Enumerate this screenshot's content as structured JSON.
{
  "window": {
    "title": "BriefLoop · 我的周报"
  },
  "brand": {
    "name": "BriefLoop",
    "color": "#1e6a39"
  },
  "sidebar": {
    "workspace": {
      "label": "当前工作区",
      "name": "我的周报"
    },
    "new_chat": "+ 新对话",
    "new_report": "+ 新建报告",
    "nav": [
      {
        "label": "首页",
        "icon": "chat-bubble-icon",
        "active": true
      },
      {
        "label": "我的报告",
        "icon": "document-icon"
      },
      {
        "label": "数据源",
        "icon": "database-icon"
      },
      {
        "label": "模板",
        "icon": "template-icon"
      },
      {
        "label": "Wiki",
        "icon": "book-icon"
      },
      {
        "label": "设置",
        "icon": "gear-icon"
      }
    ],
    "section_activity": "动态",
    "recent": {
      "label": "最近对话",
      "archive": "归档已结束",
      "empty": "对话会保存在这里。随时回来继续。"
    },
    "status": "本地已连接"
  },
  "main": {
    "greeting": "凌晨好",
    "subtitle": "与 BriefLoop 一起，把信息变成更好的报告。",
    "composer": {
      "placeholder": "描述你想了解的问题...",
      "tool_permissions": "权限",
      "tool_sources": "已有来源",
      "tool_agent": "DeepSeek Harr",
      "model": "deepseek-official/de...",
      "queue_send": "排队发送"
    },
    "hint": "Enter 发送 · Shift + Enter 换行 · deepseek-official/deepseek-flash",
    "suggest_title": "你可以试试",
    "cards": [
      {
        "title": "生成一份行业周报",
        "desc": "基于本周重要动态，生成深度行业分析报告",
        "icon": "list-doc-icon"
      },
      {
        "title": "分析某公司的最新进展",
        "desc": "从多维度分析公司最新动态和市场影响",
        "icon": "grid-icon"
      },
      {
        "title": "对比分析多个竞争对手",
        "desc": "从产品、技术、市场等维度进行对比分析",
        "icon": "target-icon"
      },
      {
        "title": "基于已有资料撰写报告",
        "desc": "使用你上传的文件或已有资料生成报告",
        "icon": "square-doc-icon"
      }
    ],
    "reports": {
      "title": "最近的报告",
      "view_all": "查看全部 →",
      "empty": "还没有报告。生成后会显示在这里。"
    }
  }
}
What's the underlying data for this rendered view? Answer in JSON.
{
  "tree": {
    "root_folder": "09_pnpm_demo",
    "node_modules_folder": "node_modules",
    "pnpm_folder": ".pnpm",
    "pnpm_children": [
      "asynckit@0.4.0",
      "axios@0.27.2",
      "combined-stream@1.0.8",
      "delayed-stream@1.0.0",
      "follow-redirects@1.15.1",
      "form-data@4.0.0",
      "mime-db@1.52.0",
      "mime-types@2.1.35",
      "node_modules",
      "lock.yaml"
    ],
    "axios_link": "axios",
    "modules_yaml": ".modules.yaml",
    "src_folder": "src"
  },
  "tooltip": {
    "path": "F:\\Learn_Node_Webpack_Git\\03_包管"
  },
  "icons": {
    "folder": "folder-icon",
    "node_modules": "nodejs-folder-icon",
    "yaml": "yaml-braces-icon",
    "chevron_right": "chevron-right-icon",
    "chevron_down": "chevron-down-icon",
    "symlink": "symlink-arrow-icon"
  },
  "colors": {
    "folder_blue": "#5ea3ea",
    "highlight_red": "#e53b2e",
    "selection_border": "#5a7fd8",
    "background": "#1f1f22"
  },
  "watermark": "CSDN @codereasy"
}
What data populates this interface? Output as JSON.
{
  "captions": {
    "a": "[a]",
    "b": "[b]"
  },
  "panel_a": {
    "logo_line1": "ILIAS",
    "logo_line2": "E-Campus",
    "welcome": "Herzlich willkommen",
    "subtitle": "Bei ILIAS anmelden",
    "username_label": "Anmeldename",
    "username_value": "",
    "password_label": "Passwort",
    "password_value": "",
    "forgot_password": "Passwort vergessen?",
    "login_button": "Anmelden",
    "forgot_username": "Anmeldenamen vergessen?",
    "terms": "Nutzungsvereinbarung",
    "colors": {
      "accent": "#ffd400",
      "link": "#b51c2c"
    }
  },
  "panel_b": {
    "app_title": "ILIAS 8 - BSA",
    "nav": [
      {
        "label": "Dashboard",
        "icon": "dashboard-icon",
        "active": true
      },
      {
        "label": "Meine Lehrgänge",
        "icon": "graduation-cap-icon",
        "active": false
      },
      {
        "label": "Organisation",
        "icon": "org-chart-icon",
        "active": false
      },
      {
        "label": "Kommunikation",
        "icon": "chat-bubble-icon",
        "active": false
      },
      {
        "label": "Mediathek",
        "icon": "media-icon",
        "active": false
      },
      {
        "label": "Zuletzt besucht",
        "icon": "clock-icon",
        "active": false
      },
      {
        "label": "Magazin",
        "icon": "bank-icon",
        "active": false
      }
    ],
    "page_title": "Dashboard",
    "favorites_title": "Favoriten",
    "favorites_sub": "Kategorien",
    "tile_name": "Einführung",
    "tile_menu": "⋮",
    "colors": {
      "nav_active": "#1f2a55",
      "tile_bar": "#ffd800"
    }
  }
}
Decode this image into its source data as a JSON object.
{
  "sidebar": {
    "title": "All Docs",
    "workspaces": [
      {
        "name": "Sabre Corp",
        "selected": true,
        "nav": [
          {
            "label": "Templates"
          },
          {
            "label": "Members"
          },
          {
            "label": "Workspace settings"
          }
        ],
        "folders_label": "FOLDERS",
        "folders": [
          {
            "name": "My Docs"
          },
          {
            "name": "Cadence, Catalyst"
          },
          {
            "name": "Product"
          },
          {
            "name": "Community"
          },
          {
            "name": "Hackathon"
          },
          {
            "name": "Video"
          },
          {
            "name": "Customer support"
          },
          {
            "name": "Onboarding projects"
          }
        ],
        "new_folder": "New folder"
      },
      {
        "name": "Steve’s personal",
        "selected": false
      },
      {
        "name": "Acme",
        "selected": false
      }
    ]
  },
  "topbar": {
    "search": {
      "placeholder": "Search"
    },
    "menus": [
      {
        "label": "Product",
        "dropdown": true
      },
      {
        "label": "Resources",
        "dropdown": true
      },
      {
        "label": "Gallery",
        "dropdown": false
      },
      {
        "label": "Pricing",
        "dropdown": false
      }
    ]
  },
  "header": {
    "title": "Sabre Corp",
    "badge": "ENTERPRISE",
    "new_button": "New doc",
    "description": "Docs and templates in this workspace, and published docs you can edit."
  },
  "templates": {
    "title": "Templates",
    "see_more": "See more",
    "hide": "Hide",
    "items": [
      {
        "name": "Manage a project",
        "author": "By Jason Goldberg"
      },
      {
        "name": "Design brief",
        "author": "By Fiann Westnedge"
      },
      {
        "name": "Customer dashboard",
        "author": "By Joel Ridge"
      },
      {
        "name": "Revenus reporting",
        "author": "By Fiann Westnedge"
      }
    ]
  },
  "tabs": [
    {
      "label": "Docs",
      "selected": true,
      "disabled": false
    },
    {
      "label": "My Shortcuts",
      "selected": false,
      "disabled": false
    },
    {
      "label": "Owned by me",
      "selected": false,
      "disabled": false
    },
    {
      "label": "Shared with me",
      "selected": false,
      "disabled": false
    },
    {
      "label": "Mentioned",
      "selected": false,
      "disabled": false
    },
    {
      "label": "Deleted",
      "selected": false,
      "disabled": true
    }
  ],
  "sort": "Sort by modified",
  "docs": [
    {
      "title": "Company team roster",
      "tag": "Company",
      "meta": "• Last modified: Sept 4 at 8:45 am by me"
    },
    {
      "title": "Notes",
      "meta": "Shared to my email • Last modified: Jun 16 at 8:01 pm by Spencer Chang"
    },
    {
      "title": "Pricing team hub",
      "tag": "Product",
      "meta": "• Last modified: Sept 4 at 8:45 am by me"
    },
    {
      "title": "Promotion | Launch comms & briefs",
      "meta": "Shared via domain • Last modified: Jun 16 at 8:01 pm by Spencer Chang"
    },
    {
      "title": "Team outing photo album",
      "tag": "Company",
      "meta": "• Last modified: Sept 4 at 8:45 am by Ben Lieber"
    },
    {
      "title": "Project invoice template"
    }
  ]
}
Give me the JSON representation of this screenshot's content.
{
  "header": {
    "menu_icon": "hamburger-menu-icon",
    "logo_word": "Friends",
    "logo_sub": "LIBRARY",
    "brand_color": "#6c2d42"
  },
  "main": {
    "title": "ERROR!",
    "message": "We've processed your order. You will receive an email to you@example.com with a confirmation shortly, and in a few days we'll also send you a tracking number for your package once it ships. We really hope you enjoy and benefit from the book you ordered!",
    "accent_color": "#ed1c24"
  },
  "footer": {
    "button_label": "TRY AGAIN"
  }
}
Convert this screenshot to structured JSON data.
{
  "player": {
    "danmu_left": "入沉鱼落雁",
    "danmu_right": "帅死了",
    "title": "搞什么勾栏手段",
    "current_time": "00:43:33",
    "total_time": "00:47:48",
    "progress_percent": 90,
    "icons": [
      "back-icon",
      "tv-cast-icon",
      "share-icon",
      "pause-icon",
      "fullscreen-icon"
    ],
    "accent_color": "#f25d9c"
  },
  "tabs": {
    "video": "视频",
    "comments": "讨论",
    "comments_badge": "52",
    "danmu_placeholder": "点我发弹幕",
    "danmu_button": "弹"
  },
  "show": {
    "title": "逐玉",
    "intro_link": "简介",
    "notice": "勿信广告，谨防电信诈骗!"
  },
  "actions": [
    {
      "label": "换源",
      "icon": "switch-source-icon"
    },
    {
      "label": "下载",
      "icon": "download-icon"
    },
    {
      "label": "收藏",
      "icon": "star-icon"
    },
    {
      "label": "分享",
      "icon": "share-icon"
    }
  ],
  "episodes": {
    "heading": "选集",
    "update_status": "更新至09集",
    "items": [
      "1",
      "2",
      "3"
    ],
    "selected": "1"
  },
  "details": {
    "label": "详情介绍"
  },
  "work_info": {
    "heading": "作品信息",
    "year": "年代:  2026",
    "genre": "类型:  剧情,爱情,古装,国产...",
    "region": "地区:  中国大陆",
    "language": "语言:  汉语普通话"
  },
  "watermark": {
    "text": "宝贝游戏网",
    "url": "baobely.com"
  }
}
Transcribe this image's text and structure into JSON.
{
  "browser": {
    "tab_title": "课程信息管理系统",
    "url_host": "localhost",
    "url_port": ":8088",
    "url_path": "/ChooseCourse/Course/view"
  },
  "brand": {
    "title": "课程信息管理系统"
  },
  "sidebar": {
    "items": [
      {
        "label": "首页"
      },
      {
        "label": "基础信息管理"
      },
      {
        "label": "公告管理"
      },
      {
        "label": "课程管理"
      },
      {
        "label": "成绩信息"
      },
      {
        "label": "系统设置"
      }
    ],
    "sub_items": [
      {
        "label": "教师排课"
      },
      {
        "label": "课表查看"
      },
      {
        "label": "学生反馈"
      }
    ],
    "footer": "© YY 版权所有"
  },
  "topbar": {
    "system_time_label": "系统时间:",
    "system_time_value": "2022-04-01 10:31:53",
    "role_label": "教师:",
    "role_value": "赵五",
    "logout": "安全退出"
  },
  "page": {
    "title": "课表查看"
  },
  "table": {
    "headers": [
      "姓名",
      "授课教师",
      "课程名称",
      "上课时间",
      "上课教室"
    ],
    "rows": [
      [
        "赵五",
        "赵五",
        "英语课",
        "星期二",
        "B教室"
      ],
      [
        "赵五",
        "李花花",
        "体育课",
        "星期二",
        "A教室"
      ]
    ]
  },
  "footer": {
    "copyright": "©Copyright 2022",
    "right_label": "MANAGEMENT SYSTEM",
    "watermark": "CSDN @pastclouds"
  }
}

● WHAT IS ASKED: What is the number of lines in the records that contain "Spencer"? Give that number only.

● WRITTEN SOLUTION: 2